TASK PROMPT: Copy every line of the records below where the word "Highway" occurs.

### MATERIAL

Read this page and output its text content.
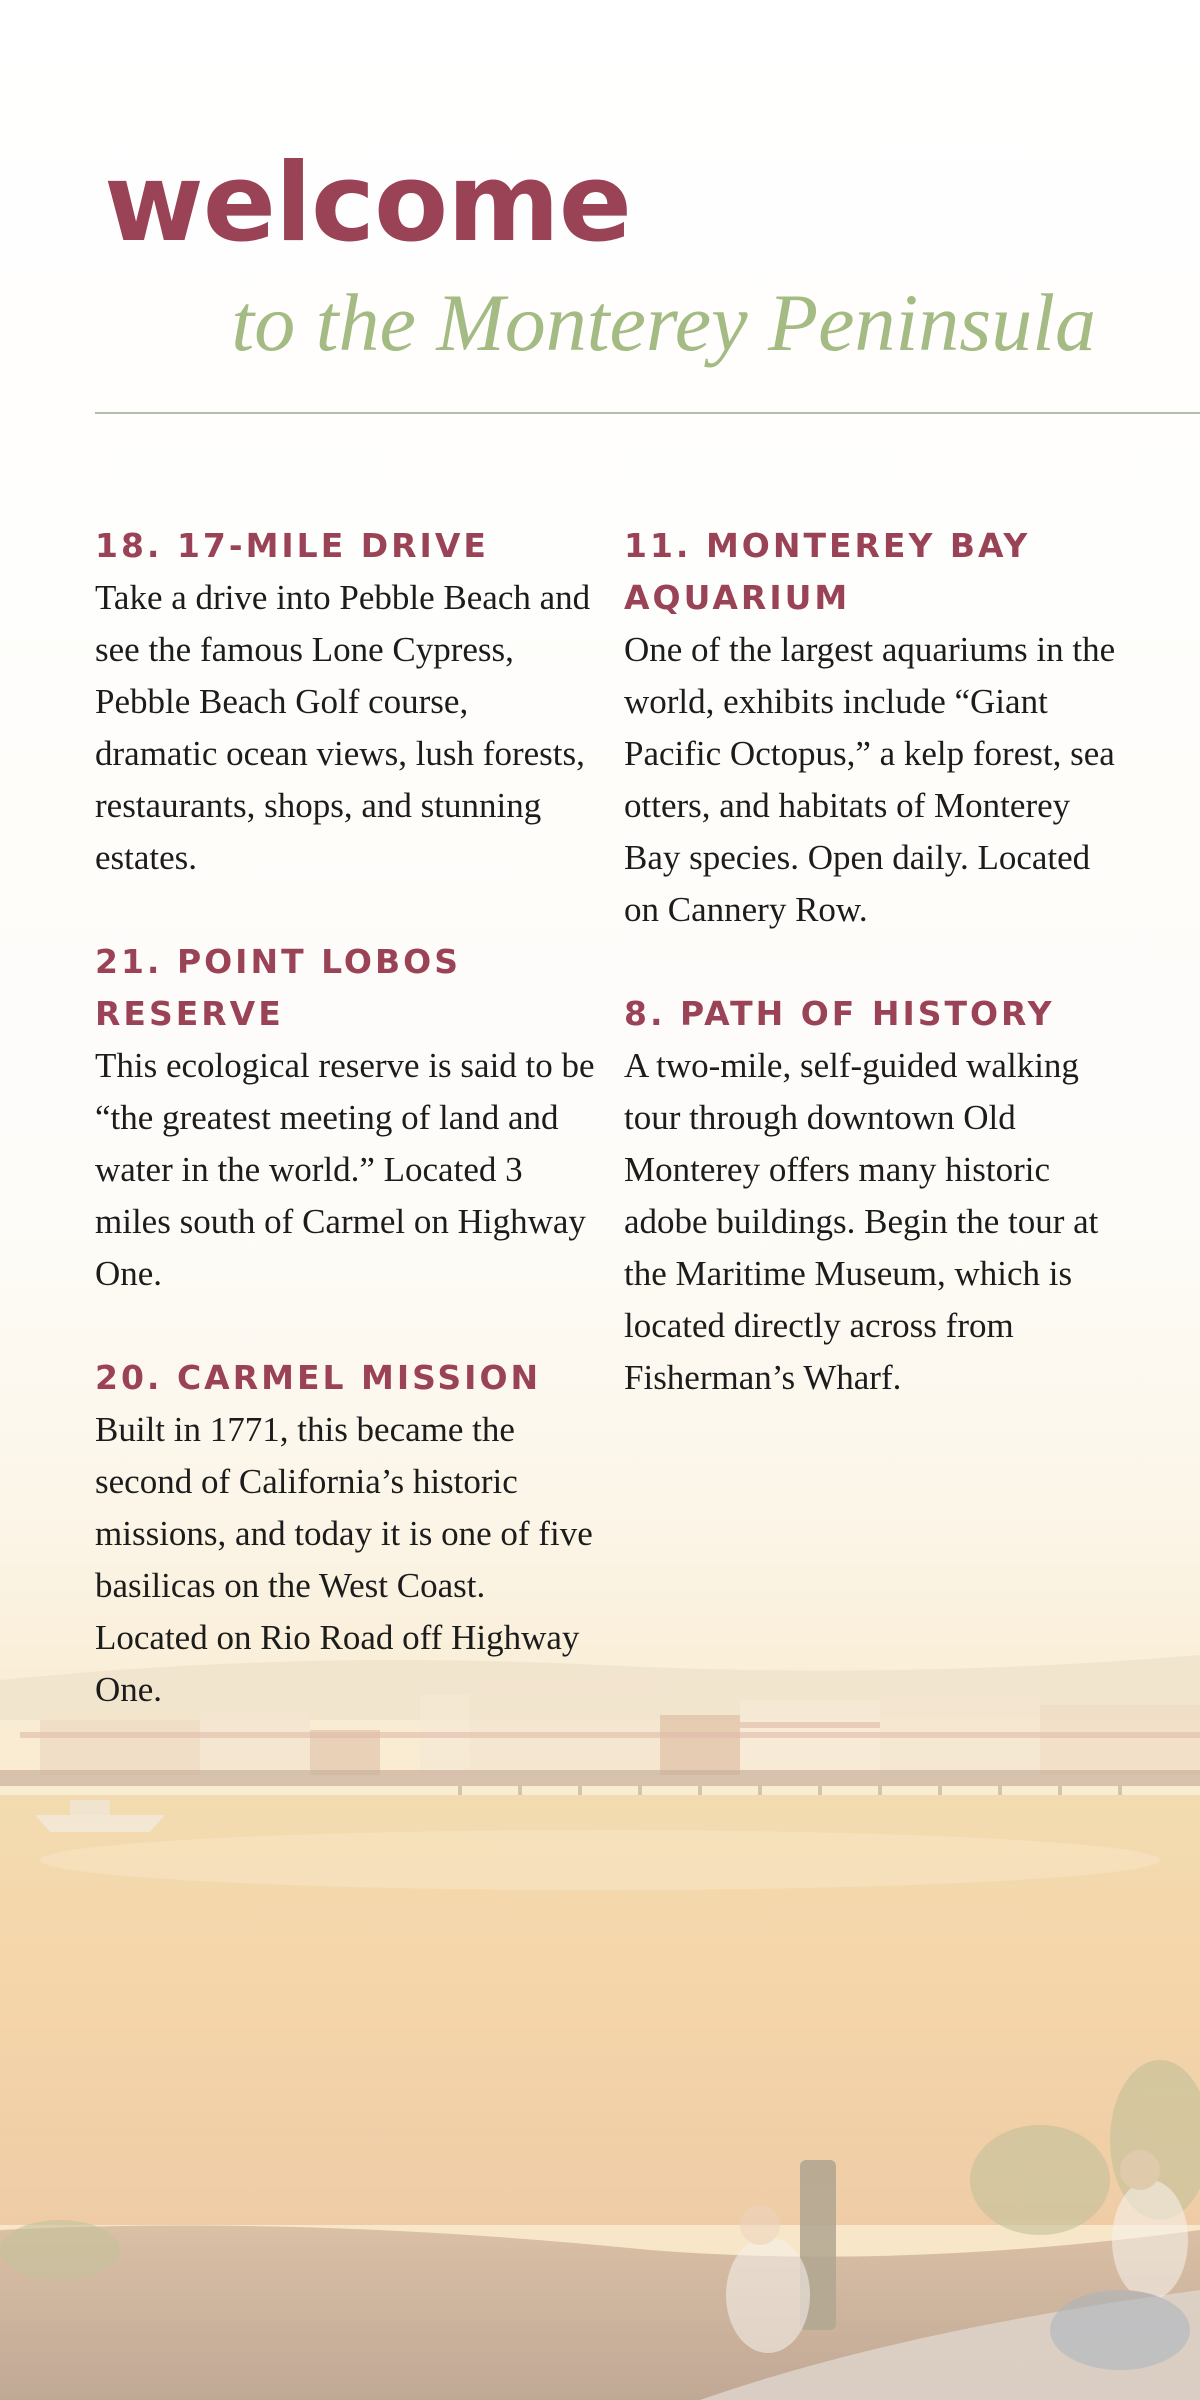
welcome

to the Monterey Peninsula

18. 17-MILE DRIVE

Take a drive into Pebble Beach and see the famous Lone Cypress, Pebble Beach Golf course, dramatic ocean views, lush forests, restaurants, shops, and stunning estates.

21. POINT LOBOS RESERVE

This ecological reserve is said to be “the greatest meeting of land and water in the world.” Located 3 miles south of Carmel on Highway One.

20. CARMEL MISSION

Built in 1771, this became the second of California’s historic missions, and today it is one of five basilicas on the West Coast. Located on Rio Road off Highway One.

11. MONTEREY BAY AQUARIUM

One of the largest aquariums in the world, exhibits include “Giant Pacific Octopus,” a kelp forest, sea otters, and habitats of Monterey Bay species. Open daily. Located on Cannery Row.

8. PATH OF HISTORY

A two-mile, self-guided walking tour through downtown Old Monterey offers many historic adobe buildings. Begin the tour at the Maritime Museum, which is located directly across from Fisherman’s Wharf.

######

ANSWER TO THE TASK:
This ecological reserve is said to be “the greatest meeting of land and water in the world.” Located 3 miles south of Carmel on Highway One.
Built in 1771, this became the second of California’s historic missions, and today it is one of five basilicas on the West Coast. Located on Rio Road off Highway One.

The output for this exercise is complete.